↓

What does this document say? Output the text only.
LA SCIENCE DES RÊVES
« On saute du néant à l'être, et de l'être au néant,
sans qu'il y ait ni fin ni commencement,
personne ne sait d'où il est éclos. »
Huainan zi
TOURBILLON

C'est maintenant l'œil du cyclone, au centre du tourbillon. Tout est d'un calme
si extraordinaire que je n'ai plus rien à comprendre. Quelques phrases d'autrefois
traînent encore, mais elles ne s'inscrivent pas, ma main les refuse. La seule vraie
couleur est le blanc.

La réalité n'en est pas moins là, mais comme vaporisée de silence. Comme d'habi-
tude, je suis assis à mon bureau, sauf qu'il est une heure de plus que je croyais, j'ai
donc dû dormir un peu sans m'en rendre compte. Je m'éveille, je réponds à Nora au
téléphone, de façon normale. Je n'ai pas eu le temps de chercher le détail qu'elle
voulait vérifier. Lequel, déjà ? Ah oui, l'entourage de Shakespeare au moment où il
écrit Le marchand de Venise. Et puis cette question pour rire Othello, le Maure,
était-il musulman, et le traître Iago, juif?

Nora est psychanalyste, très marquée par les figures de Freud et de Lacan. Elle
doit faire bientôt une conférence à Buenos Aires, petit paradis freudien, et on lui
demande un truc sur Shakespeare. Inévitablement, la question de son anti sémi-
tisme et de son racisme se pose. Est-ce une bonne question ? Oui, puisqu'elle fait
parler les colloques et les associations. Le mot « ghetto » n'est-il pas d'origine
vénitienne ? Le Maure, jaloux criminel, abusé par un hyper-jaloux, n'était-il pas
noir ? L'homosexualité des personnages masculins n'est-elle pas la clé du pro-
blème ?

↑

▶ _Written exercise_: Copy out all of the data exactly, leaving nothing out.

▶ _Solution below_:
What does this document say? Output the text only.
LA SCIENCE DES RÊVES
« On saute du néant à l'être, et de l'être au néant,
sans qu'il y ait ni fin ni commencement,
personne ne sait d'où il est éclos. »
Huainan zi
TOURBILLON

C'est maintenant l'œil du cyclone, au centre du tourbillon. Tout est d'un calme
si extraordinaire que je n'ai plus rien à comprendre. Quelques phrases d'autrefois
traînent encore, mais elles ne s'inscrivent pas, ma main les refuse. La seule vraie
couleur est le blanc.

La réalité n'en est pas moins là, mais comme vaporisée de silence. Comme d'habi-
tude, je suis assis à mon bureau, sauf qu'il est une heure de plus que je croyais, j'ai
donc dû dormir un peu sans m'en rendre compte. Je m'éveille, je réponds à Nora au
téléphone, de façon normale. Je n'ai pas eu le temps de chercher le détail qu'elle
voulait vérifier. Lequel, déjà ? Ah oui, l'entourage de Shakespeare au moment où il
écrit Le marchand de Venise. Et puis cette question pour rire Othello, le Maure,
était-il musulman, et le traître Iago, juif?

Nora est psychanalyste, très marquée par les figures de Freud et de Lacan. Elle
doit faire bientôt une conférence à Buenos Aires, petit paradis freudien, et on lui
demande un truc sur Shakespeare. Inévitablement, la question de son anti sémi-
tisme et de son racisme se pose. Est-ce une bonne question ? Oui, puisqu'elle fait
parler les colloques et les associations. Le mot « ghetto » n'est-il pas d'origine
vénitienne ? Le Maure, jaloux criminel, abusé par un hyper-jaloux, n'était-il pas
noir ? L'homosexualité des personnages masculins n'est-elle pas la clé du pro-
blème ?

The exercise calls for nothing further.